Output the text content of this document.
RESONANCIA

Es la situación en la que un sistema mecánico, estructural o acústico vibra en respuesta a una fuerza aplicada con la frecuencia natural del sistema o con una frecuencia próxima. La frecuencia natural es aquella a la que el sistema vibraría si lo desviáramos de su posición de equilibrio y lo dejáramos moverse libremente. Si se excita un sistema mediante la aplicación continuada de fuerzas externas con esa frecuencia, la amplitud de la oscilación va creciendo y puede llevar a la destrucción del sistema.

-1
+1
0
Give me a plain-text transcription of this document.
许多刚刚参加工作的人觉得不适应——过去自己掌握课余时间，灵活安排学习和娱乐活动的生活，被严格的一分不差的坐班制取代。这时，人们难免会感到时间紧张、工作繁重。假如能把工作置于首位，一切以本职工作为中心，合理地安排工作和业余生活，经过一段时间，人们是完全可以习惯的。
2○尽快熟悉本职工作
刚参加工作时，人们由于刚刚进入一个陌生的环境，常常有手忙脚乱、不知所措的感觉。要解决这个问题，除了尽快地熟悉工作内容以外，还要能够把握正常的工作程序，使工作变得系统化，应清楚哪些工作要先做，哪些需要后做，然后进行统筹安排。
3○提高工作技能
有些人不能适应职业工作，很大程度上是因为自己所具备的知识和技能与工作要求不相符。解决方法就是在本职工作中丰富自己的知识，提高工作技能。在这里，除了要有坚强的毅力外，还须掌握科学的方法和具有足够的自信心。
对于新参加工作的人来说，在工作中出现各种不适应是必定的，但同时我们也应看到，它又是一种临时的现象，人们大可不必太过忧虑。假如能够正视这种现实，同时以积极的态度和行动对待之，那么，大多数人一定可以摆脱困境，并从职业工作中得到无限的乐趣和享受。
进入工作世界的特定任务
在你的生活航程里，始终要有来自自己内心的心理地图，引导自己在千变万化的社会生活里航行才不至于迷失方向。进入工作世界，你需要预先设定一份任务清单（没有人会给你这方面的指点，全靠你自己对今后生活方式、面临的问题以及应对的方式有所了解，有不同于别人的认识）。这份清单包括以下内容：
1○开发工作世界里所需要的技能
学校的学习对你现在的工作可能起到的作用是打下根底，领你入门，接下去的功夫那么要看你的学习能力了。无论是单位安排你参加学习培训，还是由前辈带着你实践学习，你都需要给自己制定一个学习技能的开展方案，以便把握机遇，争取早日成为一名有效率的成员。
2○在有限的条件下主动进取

EXERCISE INSTRUCTIONS: In the entries above, identify each line that includes the string "提高工作技能", then copy it.

TASK SOLUTION:
3○提高工作技能
有些人不能适应职业工作，很大程度上是因为自己所具备的知识和技能与工作要求不相符。解决方法就是在本职工作中丰富自己的知识，提高工作技能。在这里，除了要有坚强的毅力外，还须掌握科学的方法和具有足够的自信心。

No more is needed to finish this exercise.